**SUPPLIED RECORDS**
···

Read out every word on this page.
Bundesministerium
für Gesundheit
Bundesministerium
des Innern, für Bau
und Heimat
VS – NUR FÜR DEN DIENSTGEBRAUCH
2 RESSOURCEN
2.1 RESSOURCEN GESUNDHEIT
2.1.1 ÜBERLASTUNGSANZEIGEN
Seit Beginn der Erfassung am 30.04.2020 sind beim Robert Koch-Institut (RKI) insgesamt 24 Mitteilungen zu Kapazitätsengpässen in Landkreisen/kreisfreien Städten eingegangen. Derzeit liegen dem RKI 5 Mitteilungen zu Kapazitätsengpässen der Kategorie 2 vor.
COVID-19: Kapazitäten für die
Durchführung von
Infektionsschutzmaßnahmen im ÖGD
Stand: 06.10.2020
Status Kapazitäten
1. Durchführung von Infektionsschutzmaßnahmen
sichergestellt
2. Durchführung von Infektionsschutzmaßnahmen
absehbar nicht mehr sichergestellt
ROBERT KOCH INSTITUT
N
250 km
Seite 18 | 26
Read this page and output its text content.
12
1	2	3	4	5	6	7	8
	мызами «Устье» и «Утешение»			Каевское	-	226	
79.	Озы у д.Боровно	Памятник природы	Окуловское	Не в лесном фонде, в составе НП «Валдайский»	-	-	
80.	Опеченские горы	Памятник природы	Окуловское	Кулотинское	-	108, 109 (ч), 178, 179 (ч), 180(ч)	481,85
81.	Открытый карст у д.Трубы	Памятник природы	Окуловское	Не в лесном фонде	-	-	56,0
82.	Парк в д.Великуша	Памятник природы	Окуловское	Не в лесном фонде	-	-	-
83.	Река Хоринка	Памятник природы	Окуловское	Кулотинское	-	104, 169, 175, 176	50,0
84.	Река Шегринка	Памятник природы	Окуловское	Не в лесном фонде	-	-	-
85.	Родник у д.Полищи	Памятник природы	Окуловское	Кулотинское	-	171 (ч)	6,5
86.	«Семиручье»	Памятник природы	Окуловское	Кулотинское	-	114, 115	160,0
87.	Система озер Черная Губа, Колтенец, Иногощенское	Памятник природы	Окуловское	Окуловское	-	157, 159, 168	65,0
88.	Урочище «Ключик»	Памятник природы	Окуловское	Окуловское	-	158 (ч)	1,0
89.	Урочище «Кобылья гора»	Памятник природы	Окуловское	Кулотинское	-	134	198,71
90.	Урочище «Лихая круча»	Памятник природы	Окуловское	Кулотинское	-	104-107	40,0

···

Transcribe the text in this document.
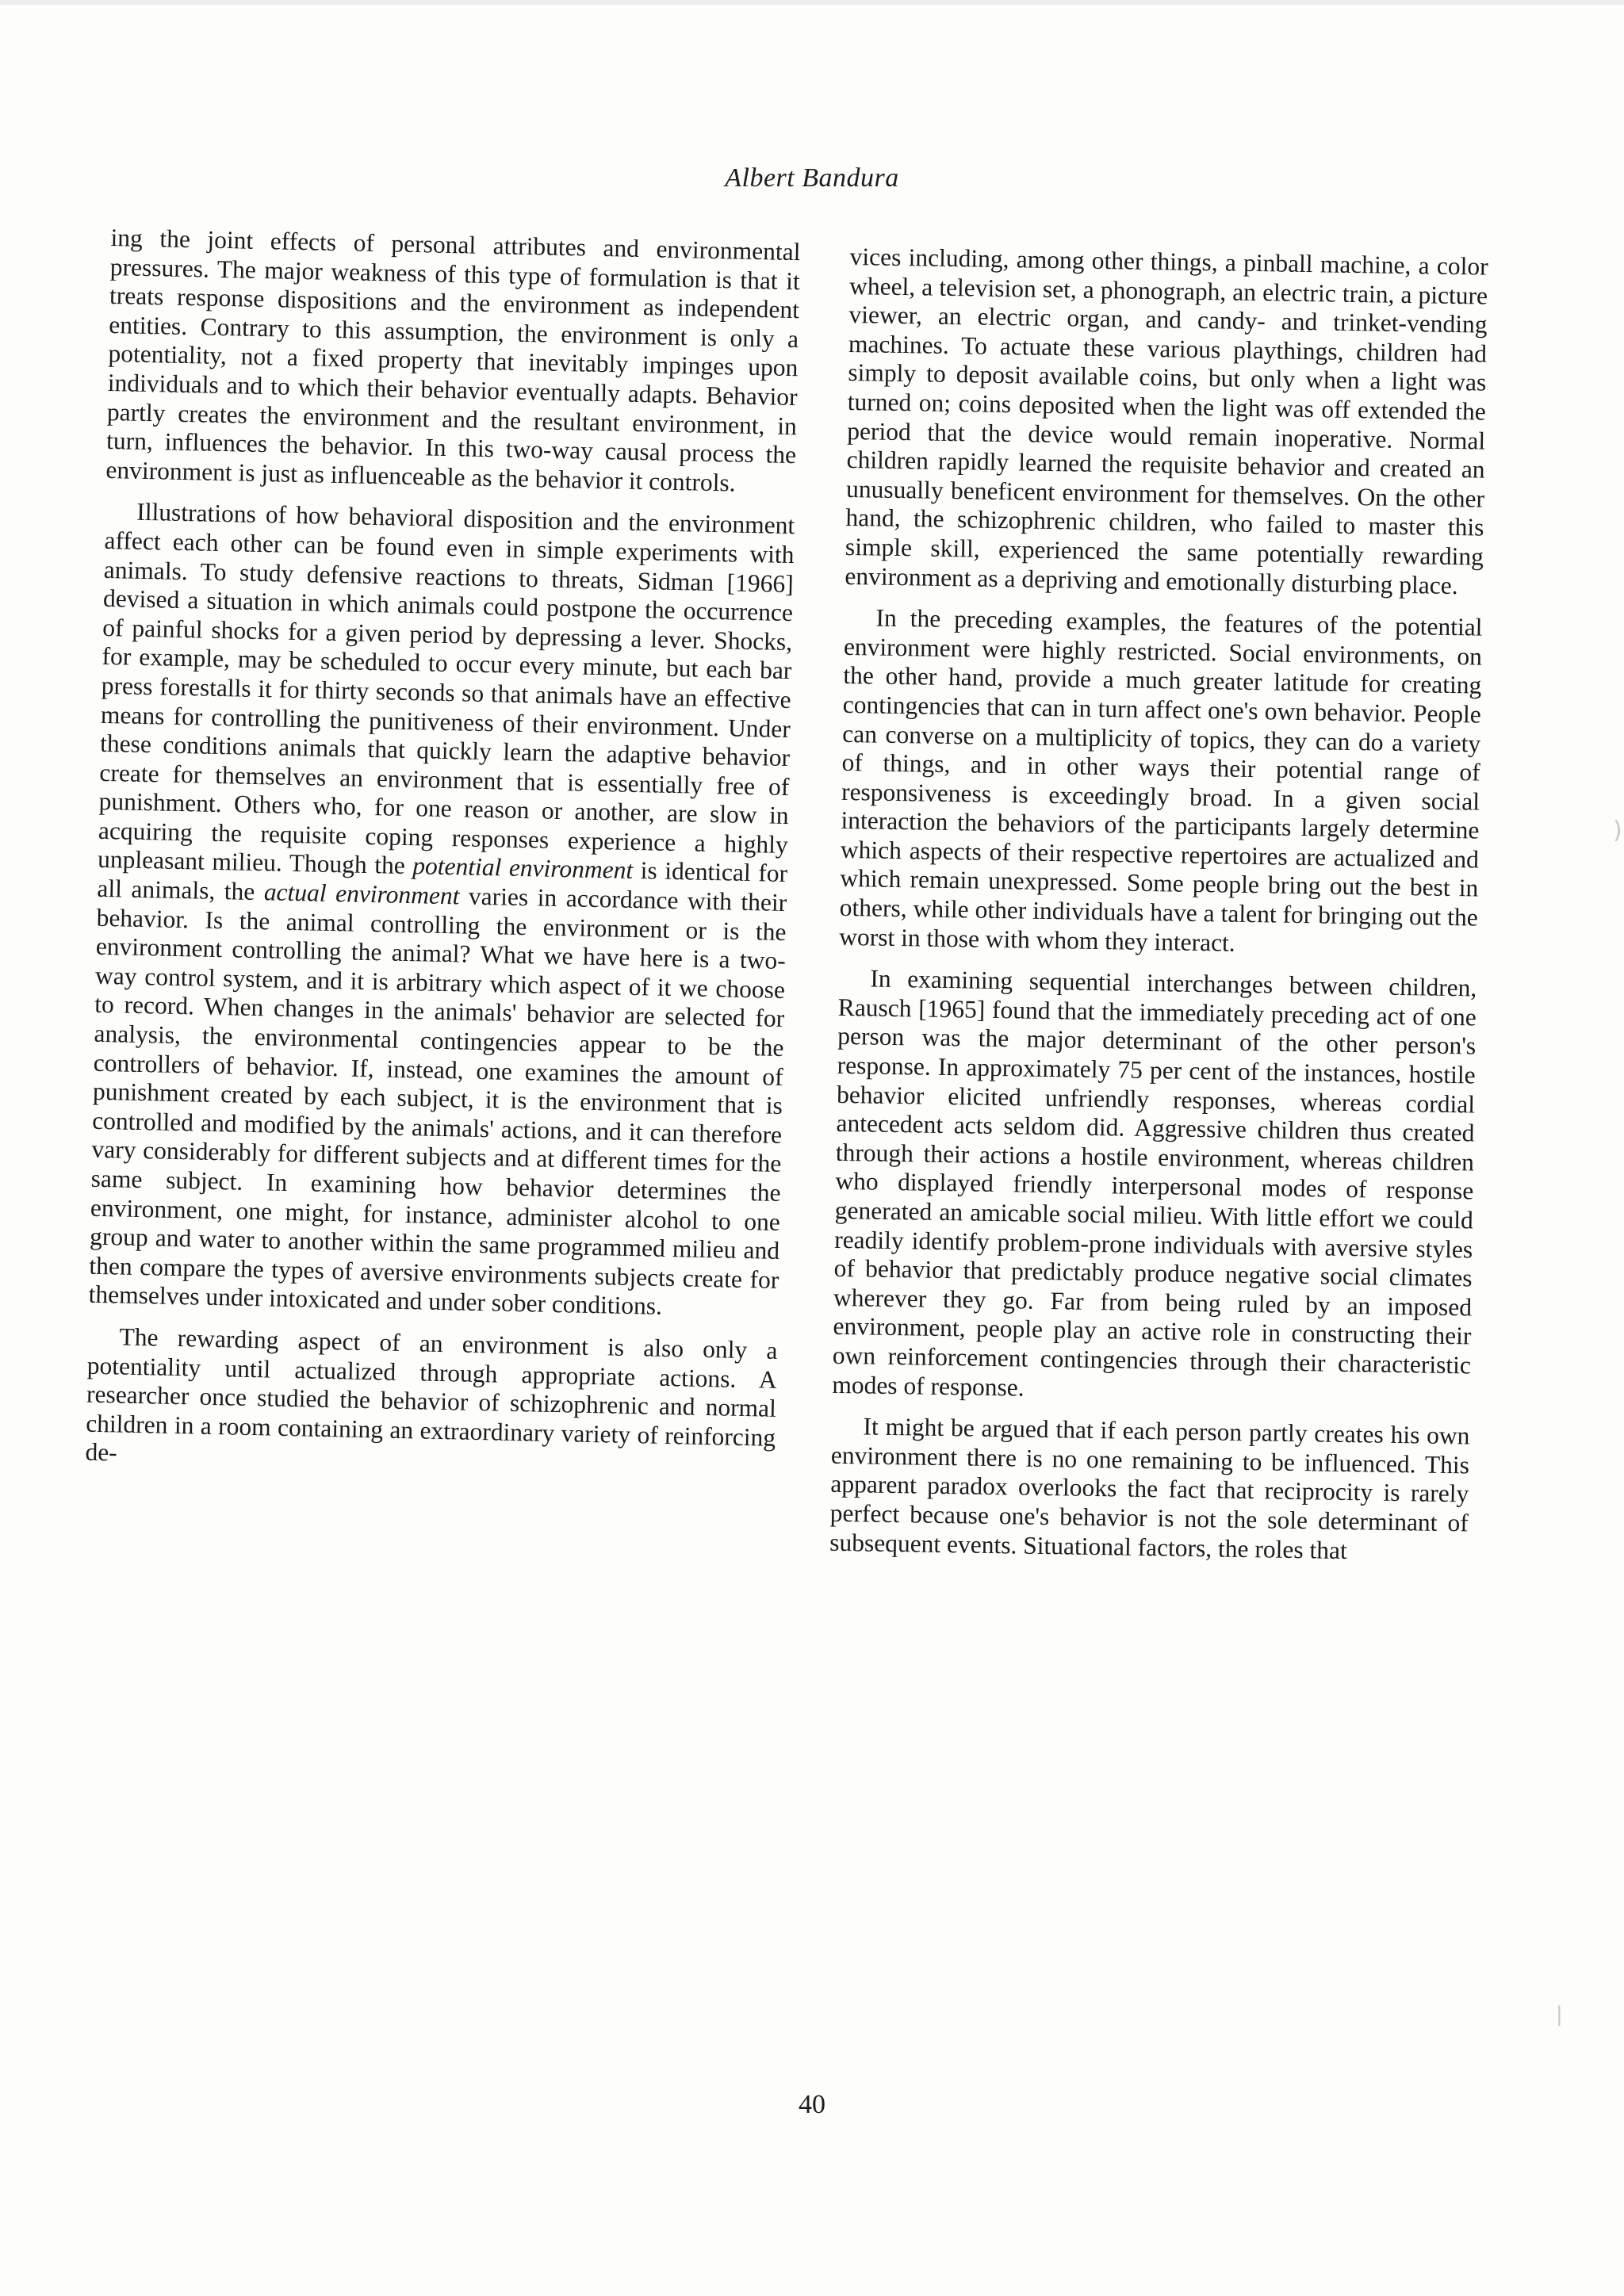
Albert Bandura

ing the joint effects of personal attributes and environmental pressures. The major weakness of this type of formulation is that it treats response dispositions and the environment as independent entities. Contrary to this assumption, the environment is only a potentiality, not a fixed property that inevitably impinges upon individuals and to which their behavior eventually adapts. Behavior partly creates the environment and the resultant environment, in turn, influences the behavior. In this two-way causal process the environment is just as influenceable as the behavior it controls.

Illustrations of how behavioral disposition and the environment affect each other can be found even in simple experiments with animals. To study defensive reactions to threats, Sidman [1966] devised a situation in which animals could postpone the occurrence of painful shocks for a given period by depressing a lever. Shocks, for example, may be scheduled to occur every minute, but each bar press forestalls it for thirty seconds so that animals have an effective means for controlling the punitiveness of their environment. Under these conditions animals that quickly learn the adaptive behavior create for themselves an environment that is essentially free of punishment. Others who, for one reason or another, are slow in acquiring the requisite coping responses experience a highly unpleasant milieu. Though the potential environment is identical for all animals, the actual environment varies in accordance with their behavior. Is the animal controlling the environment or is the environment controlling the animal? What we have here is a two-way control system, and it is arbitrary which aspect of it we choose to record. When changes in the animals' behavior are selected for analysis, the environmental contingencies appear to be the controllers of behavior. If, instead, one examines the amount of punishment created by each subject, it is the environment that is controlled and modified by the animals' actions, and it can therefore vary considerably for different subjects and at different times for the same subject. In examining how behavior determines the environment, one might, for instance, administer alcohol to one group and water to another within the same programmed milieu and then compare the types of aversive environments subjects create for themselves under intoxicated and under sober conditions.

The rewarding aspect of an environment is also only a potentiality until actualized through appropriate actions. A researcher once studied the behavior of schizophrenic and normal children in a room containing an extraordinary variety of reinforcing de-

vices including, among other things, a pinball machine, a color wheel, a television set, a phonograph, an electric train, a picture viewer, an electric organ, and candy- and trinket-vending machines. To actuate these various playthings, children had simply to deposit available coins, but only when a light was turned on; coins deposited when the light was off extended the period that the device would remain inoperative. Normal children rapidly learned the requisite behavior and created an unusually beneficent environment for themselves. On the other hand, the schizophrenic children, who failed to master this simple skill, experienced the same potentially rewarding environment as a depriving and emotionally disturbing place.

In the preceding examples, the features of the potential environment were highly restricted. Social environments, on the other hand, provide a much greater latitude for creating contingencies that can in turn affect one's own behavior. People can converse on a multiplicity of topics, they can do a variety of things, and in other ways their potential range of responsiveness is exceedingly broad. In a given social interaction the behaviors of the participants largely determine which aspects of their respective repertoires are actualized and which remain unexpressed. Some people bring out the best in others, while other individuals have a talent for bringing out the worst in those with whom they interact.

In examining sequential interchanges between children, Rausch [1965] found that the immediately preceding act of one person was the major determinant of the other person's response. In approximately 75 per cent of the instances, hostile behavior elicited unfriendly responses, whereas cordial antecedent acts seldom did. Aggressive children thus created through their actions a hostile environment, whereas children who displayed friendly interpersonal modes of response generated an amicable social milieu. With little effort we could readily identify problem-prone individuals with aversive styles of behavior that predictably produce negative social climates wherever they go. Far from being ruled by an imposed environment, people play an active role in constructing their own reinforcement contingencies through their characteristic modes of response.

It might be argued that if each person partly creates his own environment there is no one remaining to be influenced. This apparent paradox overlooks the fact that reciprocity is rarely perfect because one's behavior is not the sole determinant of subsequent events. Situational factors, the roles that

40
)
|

···

**INSTRUCTIONS FOR THE TASK**
All lines above containing the string "Урочище" are to be collected.

**ANSWER TO THIS PROBLEM**
88.	Урочище «Ключик»	Памятник природы	Окуловское	Окуловское	-	158 (ч)	1,0
89.	Урочище «Кобылья гора»	Памятник природы	Окуловское	Кулотинское	-	134	198,71
90.	Урочище «Лихая круча»	Памятник природы	Окуловское	Кулотинское	-	104-107	40,0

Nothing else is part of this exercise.